Saved entries:
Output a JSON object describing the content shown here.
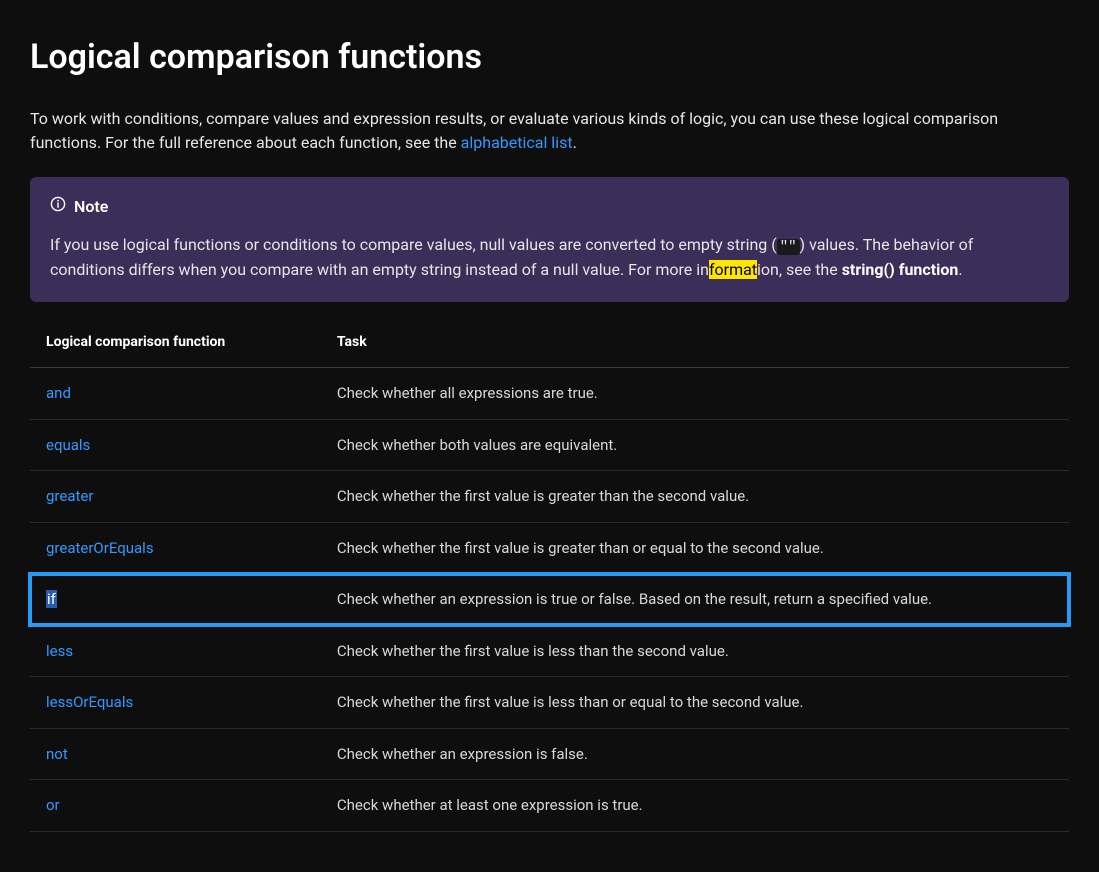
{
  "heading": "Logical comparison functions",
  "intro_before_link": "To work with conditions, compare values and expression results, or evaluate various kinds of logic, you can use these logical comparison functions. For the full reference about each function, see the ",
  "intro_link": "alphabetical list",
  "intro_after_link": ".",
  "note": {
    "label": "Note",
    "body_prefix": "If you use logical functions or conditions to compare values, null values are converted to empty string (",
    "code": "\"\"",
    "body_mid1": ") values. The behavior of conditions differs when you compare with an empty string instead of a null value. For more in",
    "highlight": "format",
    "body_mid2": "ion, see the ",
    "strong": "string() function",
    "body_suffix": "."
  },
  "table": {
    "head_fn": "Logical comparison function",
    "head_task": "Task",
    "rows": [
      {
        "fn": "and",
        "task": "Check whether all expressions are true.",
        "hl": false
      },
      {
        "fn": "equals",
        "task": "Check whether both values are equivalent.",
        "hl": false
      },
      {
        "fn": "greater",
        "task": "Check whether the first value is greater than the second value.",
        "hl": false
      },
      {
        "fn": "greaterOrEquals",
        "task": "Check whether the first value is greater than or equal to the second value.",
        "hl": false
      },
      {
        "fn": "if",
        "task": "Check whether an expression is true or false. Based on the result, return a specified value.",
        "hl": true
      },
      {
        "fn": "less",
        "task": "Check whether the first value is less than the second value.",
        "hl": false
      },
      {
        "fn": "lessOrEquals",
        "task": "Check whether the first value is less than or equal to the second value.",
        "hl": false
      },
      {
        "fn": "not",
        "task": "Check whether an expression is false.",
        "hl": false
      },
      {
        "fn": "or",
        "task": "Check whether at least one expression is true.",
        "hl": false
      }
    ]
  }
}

§ **Goal**:
Reproduce the records, all of them, word for word; omit the pictures.

§ **Reply to the task**:
Output a JSON object describing the content shown here.
{
  "heading": "Logical comparison functions",
  "intro_before_link": "To work with conditions, compare values and expression results, or evaluate various kinds of logic, you can use these logical comparison functions. For the full reference about each function, see the ",
  "intro_link": "alphabetical list",
  "intro_after_link": ".",
  "note": {
    "label": "Note",
    "body_prefix": "If you use logical functions or conditions to compare values, null values are converted to empty string (",
    "code": "\"\"",
    "body_mid1": ") values. The behavior of conditions differs when you compare with an empty string instead of a null value. For more in",
    "highlight": "format",
    "body_mid2": "ion, see the ",
    "strong": "string() function",
    "body_suffix": "."
  },
  "table": {
    "head_fn": "Logical comparison function",
    "head_task": "Task",
    "rows": [
      {
        "fn": "and",
        "task": "Check whether all expressions are true.",
        "hl": false
      },
      {
        "fn": "equals",
        "task": "Check whether both values are equivalent.",
        "hl": false
      },
      {
        "fn": "greater",
        "task": "Check whether the first value is greater than the second value.",
        "hl": false
      },
      {
        "fn": "greaterOrEquals",
        "task": "Check whether the first value is greater than or equal to the second value.",
        "hl": false
      },
      {
        "fn": "if",
        "task": "Check whether an expression is true or false. Based on the result, return a specified value.",
        "hl": true
      },
      {
        "fn": "less",
        "task": "Check whether the first value is less than the second value.",
        "hl": false
      },
      {
        "fn": "lessOrEquals",
        "task": "Check whether the first value is less than or equal to the second value.",
        "hl": false
      },
      {
        "fn": "not",
        "task": "Check whether an expression is false.",
        "hl": false
      },
      {
        "fn": "or",
        "task": "Check whether at least one expression is true.",
        "hl": false
      }
    ]
  }
}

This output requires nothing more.